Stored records

--- BEGIN ---

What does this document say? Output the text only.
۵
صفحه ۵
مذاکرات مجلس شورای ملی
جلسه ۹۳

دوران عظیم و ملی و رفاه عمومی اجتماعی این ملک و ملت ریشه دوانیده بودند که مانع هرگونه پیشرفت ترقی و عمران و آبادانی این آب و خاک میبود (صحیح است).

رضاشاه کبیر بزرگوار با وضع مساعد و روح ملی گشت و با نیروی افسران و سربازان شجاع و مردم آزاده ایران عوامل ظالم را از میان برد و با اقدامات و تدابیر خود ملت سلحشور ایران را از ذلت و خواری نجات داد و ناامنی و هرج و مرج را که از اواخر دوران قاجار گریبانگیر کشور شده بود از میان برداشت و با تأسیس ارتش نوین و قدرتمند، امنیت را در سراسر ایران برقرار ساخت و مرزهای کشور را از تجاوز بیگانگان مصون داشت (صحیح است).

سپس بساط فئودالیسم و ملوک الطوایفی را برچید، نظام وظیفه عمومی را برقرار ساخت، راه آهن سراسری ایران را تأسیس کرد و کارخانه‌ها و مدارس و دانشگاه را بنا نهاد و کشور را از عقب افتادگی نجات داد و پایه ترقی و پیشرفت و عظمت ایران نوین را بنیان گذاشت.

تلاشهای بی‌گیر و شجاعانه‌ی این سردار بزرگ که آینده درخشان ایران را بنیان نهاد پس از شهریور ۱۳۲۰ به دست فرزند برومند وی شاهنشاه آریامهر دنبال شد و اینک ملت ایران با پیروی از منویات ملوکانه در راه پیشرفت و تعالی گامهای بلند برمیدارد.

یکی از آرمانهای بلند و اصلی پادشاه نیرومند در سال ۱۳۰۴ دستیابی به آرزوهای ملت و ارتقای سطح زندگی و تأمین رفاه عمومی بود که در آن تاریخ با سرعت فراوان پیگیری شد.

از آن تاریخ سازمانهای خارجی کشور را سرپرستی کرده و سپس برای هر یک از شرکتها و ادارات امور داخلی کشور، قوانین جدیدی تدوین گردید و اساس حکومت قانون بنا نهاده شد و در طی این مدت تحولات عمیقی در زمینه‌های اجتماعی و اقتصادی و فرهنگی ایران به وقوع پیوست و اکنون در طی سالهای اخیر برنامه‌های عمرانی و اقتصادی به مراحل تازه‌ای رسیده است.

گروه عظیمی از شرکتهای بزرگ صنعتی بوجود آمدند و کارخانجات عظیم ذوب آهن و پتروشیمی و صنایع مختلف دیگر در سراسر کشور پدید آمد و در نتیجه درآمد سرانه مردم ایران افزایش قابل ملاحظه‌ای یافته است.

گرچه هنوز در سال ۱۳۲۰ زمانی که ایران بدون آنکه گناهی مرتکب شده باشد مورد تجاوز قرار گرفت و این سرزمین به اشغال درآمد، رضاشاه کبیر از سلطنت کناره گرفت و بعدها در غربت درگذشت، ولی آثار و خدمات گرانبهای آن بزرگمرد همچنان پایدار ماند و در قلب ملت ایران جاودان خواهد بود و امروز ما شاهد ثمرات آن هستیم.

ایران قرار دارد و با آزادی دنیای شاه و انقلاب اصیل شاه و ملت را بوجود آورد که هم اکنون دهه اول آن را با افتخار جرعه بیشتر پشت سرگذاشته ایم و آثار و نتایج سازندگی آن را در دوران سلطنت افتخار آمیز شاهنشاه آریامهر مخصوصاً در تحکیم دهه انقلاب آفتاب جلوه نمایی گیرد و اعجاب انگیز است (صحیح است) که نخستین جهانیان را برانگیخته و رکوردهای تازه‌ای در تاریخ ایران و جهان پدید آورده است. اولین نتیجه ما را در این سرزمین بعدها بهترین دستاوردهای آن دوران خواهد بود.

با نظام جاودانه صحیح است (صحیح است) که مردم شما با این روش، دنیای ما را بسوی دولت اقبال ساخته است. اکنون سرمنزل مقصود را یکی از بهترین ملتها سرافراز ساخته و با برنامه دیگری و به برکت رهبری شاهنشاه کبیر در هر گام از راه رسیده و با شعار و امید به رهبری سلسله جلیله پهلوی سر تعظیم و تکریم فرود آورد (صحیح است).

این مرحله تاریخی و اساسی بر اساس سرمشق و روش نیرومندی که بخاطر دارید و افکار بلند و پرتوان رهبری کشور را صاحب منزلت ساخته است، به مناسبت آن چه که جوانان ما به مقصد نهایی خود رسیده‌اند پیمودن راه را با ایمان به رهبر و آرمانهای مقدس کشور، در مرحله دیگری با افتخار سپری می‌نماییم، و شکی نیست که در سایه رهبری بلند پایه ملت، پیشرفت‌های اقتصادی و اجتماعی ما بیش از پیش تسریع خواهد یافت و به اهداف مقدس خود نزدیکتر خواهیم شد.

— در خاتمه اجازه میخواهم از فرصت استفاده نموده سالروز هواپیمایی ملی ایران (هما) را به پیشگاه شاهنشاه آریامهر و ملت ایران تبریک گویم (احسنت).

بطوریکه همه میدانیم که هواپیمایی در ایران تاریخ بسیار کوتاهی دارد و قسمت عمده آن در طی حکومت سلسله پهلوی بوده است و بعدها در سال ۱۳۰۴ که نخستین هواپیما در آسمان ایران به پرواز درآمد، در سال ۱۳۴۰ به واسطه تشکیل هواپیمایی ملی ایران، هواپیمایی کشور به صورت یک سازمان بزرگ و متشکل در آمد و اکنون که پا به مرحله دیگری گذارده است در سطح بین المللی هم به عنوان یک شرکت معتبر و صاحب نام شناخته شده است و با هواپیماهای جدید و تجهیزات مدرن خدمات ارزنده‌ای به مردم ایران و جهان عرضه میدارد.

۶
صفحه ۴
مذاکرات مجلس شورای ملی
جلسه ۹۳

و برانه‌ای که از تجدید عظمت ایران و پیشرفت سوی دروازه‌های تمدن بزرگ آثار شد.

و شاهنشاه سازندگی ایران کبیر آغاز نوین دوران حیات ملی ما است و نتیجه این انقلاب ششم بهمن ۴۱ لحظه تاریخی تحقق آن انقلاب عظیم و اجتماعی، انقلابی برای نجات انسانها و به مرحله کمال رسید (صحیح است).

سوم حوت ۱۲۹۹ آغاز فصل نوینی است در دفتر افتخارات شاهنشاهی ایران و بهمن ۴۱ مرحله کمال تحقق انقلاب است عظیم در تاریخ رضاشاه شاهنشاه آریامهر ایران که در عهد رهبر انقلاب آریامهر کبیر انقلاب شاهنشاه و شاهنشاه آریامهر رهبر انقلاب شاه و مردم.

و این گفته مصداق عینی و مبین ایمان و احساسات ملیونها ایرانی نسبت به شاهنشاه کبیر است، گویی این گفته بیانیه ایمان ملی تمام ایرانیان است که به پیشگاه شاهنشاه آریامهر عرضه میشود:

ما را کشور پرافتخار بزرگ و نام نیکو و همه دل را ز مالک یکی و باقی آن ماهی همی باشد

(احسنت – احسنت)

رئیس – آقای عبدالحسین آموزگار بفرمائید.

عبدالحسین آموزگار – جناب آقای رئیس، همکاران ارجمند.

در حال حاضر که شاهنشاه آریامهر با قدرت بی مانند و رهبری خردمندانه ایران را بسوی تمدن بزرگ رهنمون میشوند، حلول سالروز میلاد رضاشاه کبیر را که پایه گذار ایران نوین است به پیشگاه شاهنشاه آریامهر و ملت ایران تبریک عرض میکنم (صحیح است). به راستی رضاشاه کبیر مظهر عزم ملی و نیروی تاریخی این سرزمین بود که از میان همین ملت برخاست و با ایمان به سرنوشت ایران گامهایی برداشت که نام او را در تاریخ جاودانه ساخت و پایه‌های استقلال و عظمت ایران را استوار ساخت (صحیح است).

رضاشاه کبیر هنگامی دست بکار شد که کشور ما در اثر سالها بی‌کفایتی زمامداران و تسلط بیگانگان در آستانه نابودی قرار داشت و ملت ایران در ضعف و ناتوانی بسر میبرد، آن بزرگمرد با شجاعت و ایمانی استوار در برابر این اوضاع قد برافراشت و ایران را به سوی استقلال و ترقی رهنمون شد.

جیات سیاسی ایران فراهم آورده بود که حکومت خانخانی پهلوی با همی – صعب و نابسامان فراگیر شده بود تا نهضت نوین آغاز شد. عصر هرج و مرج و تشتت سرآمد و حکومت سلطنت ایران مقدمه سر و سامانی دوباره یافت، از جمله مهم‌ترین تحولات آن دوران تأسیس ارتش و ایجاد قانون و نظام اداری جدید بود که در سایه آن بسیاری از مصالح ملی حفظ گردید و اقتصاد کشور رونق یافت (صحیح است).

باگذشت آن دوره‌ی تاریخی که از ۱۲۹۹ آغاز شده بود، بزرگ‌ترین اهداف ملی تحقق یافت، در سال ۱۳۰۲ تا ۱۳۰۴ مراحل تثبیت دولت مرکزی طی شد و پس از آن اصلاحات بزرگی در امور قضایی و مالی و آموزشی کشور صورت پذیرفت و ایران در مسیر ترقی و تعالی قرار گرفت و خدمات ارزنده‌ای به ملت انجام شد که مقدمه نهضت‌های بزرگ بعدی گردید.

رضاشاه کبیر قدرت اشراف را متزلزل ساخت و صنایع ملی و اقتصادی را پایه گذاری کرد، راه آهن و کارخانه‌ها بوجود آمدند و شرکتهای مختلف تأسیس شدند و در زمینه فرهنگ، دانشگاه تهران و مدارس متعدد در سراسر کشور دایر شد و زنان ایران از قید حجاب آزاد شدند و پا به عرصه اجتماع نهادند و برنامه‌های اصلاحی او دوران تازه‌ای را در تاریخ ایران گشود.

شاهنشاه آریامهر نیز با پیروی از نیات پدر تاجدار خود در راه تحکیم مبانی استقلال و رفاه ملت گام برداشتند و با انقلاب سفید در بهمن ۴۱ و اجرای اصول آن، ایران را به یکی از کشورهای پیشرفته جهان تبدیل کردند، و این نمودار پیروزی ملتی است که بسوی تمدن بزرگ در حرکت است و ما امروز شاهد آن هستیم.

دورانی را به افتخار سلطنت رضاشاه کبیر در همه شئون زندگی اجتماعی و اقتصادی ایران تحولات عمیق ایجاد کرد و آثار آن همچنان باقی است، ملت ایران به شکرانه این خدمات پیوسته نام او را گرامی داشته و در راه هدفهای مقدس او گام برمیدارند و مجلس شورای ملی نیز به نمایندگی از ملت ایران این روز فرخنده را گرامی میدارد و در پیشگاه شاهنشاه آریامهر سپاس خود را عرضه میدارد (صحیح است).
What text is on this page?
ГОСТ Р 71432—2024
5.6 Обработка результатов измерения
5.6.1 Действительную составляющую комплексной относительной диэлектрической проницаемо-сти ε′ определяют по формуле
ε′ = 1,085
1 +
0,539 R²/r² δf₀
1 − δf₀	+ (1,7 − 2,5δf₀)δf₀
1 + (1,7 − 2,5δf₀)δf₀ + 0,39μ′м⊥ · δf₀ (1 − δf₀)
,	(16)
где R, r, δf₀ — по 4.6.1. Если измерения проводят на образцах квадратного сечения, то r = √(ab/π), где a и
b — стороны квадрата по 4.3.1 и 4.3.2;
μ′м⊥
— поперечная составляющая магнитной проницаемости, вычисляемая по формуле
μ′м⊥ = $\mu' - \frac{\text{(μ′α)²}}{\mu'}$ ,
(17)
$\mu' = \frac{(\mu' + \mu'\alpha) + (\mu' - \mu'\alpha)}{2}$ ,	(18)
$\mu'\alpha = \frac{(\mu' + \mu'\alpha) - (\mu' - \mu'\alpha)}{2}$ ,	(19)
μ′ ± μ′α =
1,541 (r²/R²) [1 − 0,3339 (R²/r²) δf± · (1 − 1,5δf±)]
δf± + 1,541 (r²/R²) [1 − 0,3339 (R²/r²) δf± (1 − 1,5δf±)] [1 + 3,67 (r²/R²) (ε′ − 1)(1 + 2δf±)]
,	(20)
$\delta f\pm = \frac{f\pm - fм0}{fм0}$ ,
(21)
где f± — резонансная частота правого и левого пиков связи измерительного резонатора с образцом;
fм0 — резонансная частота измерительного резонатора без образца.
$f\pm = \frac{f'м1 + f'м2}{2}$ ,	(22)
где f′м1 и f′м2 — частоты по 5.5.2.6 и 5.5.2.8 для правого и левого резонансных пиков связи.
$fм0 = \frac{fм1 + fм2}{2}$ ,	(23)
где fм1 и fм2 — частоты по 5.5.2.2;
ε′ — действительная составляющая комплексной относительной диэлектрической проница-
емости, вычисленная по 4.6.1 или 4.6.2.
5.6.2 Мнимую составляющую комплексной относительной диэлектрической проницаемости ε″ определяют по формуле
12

--- END ---

Request >> Pull out all lines in the data above that include "пиков".

Correct result >>
где f± — резонансная частота правого и левого пиков связи измерительного резонатора с образцом;
где f′м1 и f′м2 — частоты по 5.5.2.6 и 5.5.2.8 для правого и левого резонансных пиков связи.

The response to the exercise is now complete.